▶ **Request**
Read the entries below and pull out each line with the string "frac".

(Dataset entries)
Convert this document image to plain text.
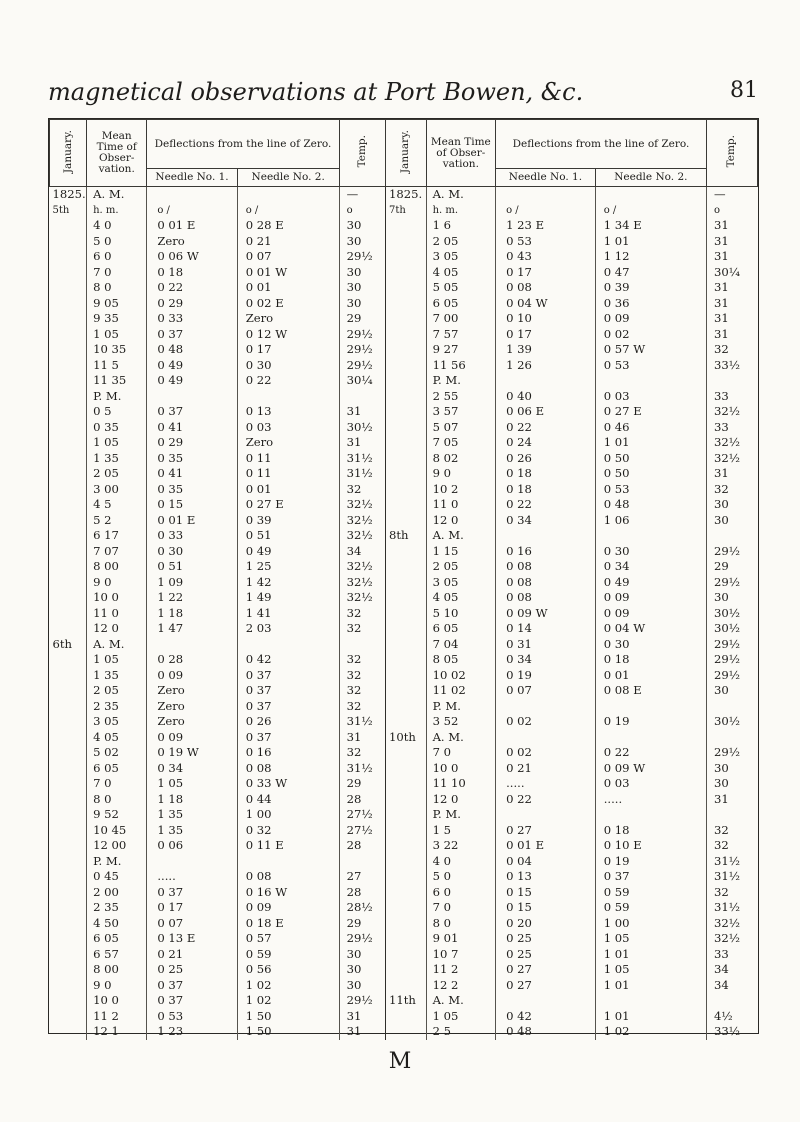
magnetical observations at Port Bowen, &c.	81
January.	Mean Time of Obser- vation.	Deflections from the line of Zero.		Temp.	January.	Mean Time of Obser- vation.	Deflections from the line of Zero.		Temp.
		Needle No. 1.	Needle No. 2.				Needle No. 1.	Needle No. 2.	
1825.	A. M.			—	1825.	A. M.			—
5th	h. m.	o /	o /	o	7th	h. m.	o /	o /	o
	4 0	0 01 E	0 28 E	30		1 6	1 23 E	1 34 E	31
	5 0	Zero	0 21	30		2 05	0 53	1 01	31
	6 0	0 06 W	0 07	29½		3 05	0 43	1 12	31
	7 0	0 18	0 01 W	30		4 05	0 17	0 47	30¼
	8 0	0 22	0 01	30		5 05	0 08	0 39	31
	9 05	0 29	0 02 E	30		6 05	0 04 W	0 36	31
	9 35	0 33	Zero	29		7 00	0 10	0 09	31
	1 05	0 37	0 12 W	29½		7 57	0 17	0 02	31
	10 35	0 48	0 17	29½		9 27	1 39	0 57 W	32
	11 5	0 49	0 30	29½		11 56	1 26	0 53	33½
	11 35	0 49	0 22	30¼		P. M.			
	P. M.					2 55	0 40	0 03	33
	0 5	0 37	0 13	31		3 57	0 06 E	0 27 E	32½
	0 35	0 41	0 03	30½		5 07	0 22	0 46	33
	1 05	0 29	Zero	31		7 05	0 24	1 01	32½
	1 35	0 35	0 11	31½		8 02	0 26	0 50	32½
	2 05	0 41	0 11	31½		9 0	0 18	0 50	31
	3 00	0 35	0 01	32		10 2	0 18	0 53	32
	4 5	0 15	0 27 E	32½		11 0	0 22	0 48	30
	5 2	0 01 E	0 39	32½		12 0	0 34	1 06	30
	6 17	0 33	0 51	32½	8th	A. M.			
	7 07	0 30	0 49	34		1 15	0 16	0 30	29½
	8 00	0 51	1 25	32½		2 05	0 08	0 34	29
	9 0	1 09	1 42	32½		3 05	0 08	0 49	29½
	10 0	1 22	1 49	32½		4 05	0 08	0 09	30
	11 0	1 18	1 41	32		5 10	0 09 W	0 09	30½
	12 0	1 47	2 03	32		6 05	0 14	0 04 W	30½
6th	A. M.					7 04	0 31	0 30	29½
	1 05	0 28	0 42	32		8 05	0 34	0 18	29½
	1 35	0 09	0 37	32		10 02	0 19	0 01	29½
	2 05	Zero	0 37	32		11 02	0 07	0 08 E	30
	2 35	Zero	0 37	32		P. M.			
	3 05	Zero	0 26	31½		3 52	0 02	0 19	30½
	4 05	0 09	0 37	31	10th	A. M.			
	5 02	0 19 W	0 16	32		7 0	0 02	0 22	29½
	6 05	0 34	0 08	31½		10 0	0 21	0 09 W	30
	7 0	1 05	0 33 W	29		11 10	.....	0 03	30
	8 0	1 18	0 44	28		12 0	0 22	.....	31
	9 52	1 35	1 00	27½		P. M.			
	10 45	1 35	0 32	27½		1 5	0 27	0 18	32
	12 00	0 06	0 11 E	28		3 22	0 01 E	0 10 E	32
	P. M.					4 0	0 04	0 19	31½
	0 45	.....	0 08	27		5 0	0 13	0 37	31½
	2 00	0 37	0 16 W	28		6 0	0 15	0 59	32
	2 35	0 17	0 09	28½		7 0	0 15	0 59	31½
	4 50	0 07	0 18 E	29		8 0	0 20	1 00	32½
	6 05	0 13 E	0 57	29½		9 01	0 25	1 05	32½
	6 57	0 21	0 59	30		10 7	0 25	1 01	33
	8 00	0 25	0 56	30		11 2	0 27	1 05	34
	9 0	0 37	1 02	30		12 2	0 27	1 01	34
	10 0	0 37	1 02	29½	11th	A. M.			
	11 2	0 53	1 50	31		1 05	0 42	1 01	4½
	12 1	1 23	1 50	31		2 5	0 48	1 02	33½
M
* * *
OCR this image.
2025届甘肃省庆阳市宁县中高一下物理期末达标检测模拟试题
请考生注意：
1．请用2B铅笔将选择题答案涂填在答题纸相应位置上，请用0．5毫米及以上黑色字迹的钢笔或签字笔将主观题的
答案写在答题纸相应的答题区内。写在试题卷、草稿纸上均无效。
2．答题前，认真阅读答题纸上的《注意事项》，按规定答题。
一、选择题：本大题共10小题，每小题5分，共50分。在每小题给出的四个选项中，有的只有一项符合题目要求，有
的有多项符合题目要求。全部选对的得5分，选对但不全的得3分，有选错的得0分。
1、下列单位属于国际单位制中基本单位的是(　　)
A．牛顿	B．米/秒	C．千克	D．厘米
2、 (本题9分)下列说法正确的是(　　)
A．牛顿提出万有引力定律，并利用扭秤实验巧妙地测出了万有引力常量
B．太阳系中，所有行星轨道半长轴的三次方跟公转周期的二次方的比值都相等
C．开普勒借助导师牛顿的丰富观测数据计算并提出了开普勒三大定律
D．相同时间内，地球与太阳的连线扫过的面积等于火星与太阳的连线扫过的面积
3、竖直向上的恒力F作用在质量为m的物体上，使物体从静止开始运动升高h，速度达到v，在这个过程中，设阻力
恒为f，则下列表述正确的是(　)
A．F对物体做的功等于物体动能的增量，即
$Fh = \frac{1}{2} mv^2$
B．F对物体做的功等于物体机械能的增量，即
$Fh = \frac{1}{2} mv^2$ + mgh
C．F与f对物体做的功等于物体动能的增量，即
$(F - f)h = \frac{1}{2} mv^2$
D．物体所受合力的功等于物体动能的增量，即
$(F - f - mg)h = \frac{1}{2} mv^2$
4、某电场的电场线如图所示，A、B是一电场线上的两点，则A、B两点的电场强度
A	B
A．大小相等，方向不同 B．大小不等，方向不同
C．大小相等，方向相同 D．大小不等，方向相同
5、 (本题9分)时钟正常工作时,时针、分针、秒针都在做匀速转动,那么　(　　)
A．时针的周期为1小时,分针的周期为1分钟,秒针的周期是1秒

▶ **Solution**
$Fh = \frac{1}{2} mv^2$
$Fh = \frac{1}{2} mv^2$ + mgh
$(F - f)h = \frac{1}{2} mv^2$
$(F - f - mg)h = \frac{1}{2} mv^2$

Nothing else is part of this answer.